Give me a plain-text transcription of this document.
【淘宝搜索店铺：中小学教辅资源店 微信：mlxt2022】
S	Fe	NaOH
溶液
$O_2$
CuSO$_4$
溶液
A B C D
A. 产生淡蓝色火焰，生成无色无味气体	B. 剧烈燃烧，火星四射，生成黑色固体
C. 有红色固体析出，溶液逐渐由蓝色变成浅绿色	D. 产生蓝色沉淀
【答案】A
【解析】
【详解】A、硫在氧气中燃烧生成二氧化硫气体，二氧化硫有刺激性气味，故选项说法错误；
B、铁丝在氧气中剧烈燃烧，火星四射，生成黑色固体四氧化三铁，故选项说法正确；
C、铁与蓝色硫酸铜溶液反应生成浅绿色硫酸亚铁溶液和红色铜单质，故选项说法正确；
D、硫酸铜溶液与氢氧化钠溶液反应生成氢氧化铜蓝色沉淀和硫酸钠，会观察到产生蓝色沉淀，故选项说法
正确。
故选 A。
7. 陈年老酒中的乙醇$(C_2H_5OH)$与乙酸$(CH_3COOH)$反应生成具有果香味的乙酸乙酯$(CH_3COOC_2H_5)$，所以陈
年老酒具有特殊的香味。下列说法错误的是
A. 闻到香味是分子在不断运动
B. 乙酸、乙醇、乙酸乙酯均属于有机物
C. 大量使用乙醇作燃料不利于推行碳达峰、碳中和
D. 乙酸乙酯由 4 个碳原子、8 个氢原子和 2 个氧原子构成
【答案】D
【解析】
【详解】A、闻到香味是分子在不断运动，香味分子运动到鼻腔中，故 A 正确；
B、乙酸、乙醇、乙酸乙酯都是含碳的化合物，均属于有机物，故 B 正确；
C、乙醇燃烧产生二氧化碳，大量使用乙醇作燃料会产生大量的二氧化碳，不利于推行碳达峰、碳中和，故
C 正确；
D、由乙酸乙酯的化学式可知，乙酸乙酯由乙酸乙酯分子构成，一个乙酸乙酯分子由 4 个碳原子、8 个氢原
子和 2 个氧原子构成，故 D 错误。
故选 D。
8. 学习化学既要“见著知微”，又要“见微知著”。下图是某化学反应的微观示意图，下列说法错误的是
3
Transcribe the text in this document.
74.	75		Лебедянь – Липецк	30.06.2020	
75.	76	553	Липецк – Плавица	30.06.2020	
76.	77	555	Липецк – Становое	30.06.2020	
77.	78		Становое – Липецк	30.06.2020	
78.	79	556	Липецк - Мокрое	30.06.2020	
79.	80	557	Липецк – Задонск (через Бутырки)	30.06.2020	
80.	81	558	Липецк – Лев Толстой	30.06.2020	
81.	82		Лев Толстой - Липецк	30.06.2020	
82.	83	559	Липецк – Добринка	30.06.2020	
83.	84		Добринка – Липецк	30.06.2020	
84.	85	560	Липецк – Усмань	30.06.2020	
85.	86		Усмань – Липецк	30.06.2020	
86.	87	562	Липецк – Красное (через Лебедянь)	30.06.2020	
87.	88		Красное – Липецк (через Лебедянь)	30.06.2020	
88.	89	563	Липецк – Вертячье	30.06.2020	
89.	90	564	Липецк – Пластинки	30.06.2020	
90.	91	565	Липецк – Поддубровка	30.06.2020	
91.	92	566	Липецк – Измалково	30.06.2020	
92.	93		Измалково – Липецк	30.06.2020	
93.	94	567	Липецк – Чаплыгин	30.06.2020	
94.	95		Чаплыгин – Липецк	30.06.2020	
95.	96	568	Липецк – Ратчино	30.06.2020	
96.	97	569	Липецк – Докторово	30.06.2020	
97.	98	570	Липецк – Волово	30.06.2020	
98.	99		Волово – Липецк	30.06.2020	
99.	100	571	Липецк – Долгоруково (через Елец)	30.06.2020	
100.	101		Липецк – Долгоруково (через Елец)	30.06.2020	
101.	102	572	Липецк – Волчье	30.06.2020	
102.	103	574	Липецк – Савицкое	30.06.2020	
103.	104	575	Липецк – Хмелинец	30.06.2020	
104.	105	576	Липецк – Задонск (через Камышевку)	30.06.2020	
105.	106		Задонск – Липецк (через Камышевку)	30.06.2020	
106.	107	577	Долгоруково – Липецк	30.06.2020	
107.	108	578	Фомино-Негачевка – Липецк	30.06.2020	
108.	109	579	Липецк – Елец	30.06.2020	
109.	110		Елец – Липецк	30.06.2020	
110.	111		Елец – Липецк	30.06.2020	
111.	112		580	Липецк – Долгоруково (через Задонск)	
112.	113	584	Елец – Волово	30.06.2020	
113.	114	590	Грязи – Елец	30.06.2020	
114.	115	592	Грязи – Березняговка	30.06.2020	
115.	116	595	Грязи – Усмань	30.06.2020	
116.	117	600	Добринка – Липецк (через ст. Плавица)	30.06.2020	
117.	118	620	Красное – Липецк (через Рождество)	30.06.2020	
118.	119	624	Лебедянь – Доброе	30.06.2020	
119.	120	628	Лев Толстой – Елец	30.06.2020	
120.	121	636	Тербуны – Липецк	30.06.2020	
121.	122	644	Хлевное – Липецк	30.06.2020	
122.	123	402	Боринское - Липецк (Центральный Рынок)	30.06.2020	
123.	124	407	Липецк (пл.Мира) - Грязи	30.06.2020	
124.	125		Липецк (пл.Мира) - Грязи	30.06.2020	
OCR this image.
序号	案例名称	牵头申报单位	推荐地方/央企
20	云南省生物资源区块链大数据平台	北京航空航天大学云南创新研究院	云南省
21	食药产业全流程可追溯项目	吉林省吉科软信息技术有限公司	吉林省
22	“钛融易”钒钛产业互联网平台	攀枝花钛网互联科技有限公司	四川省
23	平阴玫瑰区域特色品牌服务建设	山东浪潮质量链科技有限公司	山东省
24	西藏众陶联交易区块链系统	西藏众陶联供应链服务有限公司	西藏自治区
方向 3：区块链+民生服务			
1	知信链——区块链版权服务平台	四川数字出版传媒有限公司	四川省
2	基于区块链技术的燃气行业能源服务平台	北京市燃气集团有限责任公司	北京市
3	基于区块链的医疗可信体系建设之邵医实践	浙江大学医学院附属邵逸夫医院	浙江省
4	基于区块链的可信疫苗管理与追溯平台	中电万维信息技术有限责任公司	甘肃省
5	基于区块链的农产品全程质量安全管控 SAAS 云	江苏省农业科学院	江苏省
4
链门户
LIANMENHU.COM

=== What to produce ===
Work through the records above line by line and count those that hold the string "через". Give only the result.

=== Response to the task ===
10